Jika UU ITE Direvisi, Polisi Harus Jadi Pendengar yang Baik
Ilustrasi (Unsplash)

Bagikan:

JAKARTA - Pemerintah bersiap untuk merevisi Undang-Undang Nomor 19 Tahun 2016 Tentang Informasi dan Transaksi Elektronik (UU ITE). Sejumlah pasal dalam UU ITE dianggap memiliki banyak pasal karet.

Pengamat politik Lingkar Madani (Lima) Ray Rangkuti menyambut baik wacana tersebut. Asal, jika UU ITE telah direvisi, kepolisian sebagai aparat harus jadi pendengar yang baik bagi masyarakat yang mengkritik kinerja pemerintah.

"Pemerintah harus membuka seluas mungkin bagi kanal publik untuk menjadikan pemerintah kita stabil dalam situasi serba sulit. Semua aparatnya diharapkan jadi pendengar yang baik," kata Ray pada Jumat, 19 Februari.

Ray menuturkan, saat ini masyarakat sudah ditimpa dengan berbagai persoalan. Mulai dari krisis kesehatan akibat pandemi COVID-19, melemahnya kondisi perekonomian bagi warga yang terdampak kehilangan, serta kehilangan pekerjaan.

Maka, kata Ray akan menjadi beban permasalahan baru jika pemerintah membungkam kritik masyarakat, yang secara psikologis sedang tertekan dan butuh didengar.

"Jadi kalau keempatnya betul-betul sulit nah itu justru berbahaya. Bagi siapa? Bagi presidennya sendiri. Ekonominya gak jalan, penganggurannya makin besar, kemudian kesehatan juga terancam, saat bersamaan tidak bisa ngomong apa-apa, gak boleh mengkritik. Justru ini bahaya," ujarnya.

Tiga pasal karet yang mesti direvisi

Analis politik dari Exposit Strategic, Arif Susanto menyebut terdapat tiga pasal yang bermasalah dalam UU ITE. Pertama adalah Pasal 27 ayat (1) tentang mendistribusikan dan/atau mentransmisikan dan/atau membuat dapat diaksesnya informasi elektronik dan/atau dokumen elektronik yang memiliki muatan yang melanggar kesusilaan.

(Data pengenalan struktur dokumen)
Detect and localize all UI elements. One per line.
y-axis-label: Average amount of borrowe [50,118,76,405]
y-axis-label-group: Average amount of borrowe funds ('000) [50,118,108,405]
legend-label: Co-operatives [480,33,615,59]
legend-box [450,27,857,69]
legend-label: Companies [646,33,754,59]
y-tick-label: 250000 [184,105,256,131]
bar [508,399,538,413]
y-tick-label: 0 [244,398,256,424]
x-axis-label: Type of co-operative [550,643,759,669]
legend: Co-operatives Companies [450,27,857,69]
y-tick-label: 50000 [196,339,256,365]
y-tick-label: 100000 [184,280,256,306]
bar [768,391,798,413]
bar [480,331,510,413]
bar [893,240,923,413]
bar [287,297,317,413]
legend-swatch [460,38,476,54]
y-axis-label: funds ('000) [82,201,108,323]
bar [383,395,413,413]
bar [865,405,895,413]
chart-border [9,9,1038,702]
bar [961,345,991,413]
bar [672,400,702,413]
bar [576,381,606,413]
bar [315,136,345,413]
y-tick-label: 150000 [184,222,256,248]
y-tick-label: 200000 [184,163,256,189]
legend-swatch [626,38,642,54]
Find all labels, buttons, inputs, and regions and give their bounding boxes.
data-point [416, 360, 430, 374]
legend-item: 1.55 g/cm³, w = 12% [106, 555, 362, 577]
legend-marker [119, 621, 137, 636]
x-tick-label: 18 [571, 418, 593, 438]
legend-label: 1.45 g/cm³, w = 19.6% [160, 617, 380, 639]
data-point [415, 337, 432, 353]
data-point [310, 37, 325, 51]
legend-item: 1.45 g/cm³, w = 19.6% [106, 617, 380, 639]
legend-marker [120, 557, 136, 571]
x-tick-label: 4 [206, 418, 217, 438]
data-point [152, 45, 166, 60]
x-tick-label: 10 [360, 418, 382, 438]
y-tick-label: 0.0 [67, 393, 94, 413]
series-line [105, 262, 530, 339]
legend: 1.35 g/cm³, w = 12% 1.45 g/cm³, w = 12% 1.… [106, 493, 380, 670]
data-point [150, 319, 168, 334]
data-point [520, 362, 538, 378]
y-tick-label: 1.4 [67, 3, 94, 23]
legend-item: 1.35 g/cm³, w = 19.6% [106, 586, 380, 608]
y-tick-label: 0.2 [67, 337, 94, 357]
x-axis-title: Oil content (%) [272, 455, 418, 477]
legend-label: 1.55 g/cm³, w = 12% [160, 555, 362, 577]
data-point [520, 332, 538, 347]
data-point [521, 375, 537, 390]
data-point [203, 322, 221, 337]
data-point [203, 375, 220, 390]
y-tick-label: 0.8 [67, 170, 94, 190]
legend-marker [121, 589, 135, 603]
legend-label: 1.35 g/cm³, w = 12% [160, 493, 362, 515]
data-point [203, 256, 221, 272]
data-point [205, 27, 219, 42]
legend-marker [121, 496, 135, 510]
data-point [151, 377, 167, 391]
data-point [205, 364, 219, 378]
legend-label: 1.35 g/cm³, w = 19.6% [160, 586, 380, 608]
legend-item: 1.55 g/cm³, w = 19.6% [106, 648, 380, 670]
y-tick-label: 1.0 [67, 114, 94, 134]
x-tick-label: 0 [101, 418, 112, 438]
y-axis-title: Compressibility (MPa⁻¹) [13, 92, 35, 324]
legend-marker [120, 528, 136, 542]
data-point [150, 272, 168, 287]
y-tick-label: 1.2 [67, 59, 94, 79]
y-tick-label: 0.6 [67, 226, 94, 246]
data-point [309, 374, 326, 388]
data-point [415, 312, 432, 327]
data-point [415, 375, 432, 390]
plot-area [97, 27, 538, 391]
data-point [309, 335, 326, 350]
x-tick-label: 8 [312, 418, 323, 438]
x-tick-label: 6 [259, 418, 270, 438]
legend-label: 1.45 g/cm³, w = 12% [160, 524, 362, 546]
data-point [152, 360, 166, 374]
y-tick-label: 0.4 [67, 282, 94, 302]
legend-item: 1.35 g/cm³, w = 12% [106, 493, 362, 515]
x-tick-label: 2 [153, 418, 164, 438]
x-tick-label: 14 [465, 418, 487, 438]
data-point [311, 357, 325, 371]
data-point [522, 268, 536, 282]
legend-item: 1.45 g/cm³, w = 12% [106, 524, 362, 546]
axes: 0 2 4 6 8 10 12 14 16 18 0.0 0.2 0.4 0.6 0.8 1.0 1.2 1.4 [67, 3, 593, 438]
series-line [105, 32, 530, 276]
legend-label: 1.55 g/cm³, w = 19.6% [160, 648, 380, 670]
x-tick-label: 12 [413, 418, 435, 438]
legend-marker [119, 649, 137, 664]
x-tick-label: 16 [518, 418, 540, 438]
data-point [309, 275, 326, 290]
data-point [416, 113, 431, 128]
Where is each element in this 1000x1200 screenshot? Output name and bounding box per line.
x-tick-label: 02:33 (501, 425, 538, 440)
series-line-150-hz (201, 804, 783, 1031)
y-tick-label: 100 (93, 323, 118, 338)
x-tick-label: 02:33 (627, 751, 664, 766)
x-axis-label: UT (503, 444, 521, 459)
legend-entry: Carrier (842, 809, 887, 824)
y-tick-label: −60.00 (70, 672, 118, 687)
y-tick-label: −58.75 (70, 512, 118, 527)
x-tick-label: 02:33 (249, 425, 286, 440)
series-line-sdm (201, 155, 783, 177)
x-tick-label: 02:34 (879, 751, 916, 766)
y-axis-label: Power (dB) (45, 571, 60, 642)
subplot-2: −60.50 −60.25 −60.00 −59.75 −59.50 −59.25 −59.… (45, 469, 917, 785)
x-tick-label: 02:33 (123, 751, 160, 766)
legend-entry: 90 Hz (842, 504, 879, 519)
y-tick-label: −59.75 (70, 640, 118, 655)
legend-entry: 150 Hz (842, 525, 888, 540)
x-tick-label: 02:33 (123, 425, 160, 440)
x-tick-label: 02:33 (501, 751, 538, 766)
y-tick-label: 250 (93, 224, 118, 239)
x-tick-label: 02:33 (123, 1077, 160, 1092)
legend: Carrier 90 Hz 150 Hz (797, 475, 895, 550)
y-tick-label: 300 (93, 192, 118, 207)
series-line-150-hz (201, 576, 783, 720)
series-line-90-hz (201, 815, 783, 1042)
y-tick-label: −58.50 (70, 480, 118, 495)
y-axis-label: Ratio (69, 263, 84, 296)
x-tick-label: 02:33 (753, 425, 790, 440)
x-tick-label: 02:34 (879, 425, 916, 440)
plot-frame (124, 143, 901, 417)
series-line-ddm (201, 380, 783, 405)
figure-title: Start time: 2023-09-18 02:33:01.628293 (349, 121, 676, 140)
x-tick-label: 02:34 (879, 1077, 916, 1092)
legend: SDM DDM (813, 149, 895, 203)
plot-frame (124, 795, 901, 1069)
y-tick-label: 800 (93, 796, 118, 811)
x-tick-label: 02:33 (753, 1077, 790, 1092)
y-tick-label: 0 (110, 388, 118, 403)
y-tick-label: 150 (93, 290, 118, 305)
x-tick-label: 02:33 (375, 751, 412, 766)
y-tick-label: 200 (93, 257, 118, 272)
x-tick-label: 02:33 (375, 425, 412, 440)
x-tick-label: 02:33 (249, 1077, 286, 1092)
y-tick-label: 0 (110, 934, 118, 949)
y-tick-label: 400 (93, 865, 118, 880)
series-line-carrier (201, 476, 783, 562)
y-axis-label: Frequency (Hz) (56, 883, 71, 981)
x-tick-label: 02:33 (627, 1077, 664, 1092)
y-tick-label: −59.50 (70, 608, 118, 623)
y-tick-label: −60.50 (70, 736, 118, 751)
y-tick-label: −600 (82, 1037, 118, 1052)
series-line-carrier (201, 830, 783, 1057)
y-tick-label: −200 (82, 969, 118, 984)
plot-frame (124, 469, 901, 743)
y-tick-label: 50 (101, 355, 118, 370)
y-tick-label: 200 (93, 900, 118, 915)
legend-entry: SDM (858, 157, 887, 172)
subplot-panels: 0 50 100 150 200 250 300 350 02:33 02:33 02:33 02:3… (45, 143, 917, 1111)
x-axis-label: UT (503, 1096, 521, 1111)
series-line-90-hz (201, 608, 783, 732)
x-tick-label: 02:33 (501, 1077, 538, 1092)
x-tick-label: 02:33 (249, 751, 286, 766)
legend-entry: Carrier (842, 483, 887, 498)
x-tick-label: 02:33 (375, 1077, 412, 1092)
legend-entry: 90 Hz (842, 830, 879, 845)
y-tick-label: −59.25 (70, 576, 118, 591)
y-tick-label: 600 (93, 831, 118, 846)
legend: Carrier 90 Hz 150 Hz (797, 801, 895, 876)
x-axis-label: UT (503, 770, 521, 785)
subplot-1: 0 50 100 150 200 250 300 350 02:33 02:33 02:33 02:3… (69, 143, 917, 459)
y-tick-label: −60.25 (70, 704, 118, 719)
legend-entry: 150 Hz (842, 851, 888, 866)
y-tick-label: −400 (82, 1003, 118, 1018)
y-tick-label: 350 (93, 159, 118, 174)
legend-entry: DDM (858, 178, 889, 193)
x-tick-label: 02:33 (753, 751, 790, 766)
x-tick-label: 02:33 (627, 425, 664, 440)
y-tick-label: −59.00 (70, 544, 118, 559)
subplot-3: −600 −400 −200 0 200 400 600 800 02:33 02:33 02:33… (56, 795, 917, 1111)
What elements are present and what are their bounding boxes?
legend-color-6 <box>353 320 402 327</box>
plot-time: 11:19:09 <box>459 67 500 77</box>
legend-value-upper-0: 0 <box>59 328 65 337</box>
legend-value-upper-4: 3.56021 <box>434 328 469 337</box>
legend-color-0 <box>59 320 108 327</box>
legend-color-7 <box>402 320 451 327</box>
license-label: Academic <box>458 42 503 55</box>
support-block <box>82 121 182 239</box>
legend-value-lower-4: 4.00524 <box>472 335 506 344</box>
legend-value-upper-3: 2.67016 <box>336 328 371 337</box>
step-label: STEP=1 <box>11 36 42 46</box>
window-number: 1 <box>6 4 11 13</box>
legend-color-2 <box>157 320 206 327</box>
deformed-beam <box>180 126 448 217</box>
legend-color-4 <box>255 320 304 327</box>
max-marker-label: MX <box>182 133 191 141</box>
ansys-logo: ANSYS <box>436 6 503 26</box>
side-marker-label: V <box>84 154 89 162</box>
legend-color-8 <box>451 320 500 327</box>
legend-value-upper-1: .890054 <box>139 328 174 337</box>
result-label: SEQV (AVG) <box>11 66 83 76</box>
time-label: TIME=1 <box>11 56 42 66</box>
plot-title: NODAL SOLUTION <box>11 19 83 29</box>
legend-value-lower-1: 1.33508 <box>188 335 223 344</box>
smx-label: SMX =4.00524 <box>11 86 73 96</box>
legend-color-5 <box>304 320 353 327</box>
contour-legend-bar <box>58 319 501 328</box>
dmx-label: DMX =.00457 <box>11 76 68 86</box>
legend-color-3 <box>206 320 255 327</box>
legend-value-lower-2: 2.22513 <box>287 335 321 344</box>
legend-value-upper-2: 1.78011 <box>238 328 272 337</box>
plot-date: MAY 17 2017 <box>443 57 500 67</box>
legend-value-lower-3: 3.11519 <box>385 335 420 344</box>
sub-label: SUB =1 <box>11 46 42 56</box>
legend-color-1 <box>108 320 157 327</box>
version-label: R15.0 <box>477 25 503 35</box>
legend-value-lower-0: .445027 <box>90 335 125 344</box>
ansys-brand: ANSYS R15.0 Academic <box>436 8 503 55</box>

• [PERINTAH KERJA A]
Jawab pertanyaan berikut berdasarkan artikel tentang revisi UU ITE.
(i) Siapa nama pengamat politik dari Lingkar Madani (Lima)?
(ii) Pada hari dan tanggal berapa Ray menyampaikan pernyataannya?
(iii) Menurut Arif Susanto, ada berapa pasal bermasalah dalam UU ITE?
• [PERINTAH KERJA B] Lanjutkan artikel tentang revisi UU ITE, mulai setelah kalimat terakhirnya.

• [JAWABAN TERTULIS A]
(i) Ray Rangkuti.
(ii) Jumat, 19 Februari.
(iii) Tiga pasal.

• [JAWABAN TERTULIS B]
Pasal ini sayangnya sering menjerat mereka yang menyiarkan muatan yang melanggar kesusilaan. Sebab, kata Arif, dalam beberapa kasus justru korban malah yang menjadi terpidana. 

"Misalnya ada orang punya konten intim. Konten itu didistribusikan. Problemnya, bukan hanya pelaku yang mendistribusikan konten itu, tapi juga dia yang merekam,  kemudian dijerat dengan pasal yang sebenarnya multitafsir ini," kata Arif.

Kedua adalah Pasal 27 (3) soal dugaan muatan informasi elektronik pencemaran nama baik. Menurut Arif, banyak perkara yang mestinya bisa diselesaikan lewat mediasi. Sayangnya, pasal ini membuka ruang pihak terkait untuk dipidana.

Ketiga adalah Pasal 28 ayat (2) soal ujaran kebencian dalam informasi atau dokumen elektronik yang menjurus ke suku, agama, ras, dan antaragolongan (SARA).

"Ini kalau saya misalnya salah ngomong atau salah salah ketik, sehingga saya share sesuatu yang ofensif terhadap orang lain. Mestinya, muatan-muatan penghinaan itu harus dibuat spesifik sehingga tidak seperti pasal karet," ucap dia.